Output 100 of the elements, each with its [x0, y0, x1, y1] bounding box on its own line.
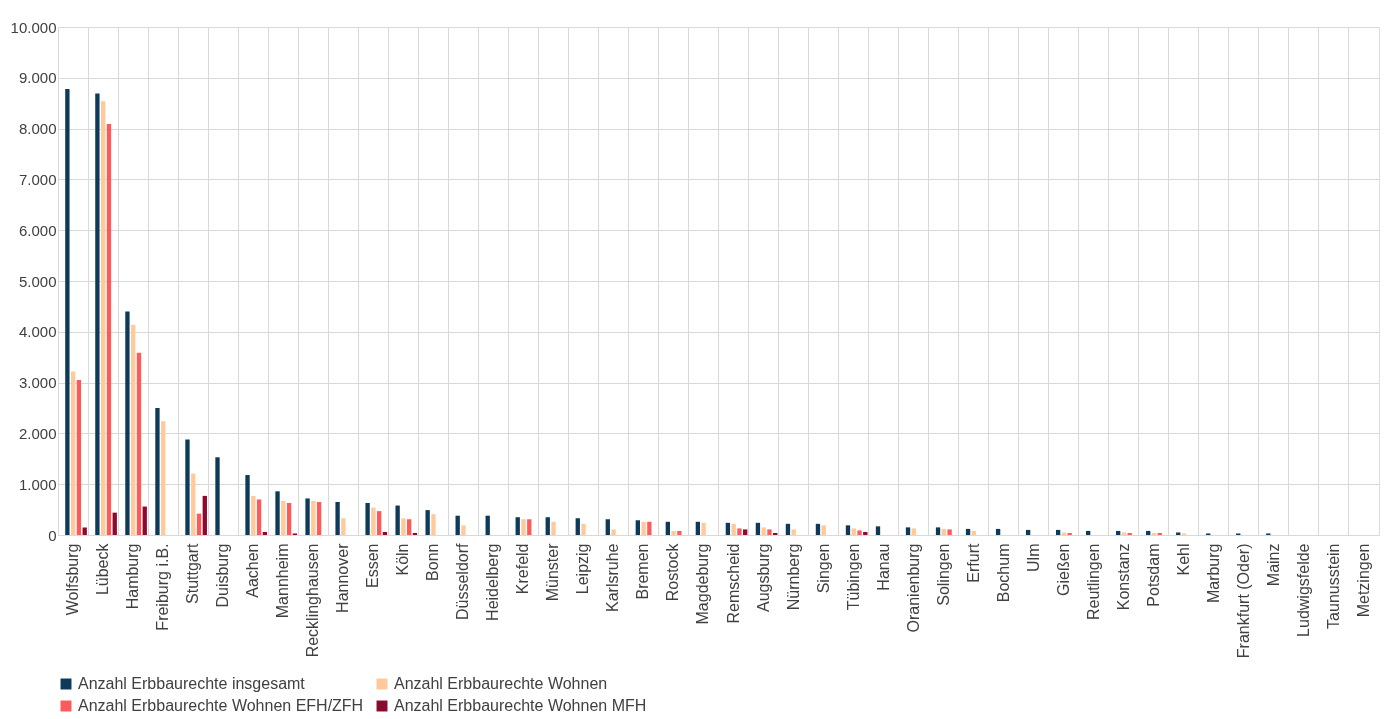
---
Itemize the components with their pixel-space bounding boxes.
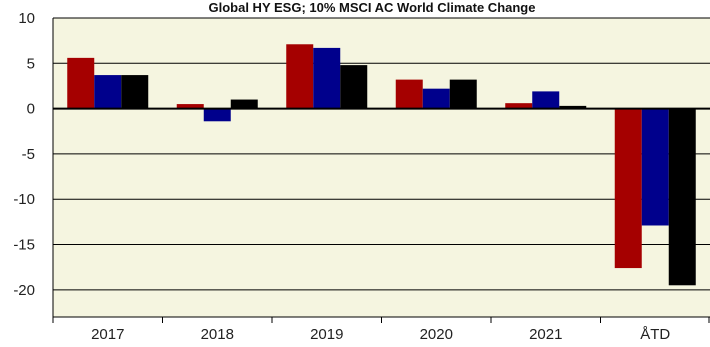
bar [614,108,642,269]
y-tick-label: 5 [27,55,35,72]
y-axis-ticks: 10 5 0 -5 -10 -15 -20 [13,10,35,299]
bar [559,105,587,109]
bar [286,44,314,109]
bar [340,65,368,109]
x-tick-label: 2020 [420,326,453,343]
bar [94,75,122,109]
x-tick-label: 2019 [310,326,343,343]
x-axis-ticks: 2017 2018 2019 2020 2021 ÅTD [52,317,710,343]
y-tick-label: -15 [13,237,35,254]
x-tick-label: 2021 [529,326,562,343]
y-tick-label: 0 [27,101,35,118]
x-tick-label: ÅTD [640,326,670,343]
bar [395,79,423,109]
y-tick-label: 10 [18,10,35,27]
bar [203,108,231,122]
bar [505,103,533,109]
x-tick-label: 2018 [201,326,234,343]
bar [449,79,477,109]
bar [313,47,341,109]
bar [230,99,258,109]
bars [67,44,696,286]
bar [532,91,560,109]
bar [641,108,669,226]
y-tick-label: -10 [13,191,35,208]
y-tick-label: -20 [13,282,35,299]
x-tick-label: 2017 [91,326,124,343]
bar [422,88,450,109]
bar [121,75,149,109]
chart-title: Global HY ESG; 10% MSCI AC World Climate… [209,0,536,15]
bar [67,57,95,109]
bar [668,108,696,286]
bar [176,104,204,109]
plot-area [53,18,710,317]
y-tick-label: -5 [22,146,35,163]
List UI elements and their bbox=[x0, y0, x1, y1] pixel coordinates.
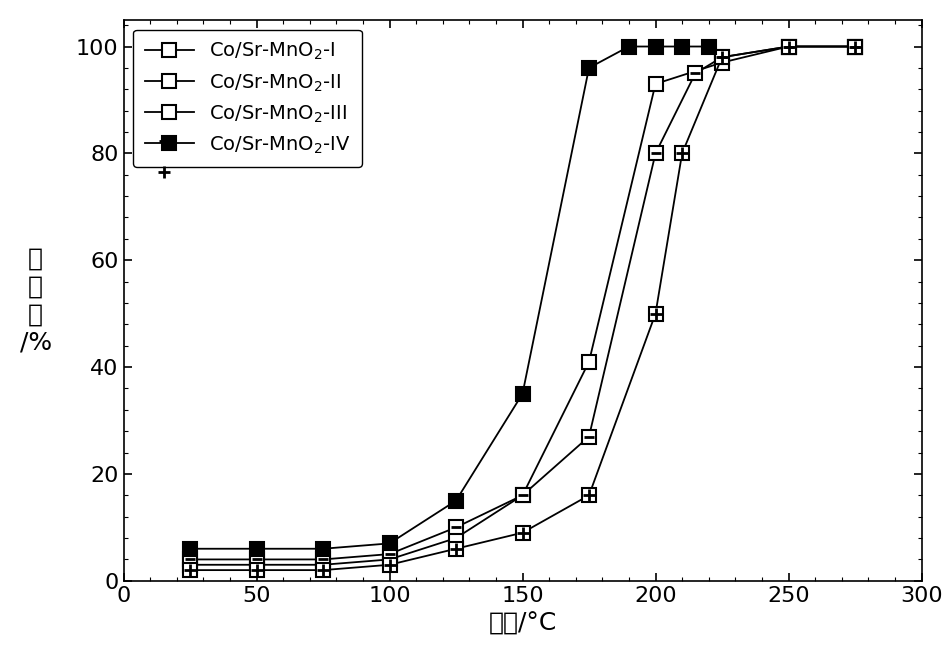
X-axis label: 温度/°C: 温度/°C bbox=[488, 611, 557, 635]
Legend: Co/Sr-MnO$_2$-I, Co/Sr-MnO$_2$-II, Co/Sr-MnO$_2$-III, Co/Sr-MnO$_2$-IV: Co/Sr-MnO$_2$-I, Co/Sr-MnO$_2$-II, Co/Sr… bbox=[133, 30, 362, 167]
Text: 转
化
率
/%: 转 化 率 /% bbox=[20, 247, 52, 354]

» Brief:
In the listing, swap "components" for "elements" and give back the lines from the line with "Itemize the components" up to and including the line with "x-tick-label: 2020 [420,326,453,343]", leaving out the picture. Keep everything else as it is.

» Response to this task:
Itemize the elements with their pixel-space bounding boxes.
bar [614,108,642,269]
y-tick-label: 5 [27,55,35,72]
y-axis-ticks: 10 5 0 -5 -10 -15 -20 [13,10,35,299]
bar [559,105,587,109]
bar [286,44,314,109]
bar [340,65,368,109]
x-tick-label: 2020 [420,326,453,343]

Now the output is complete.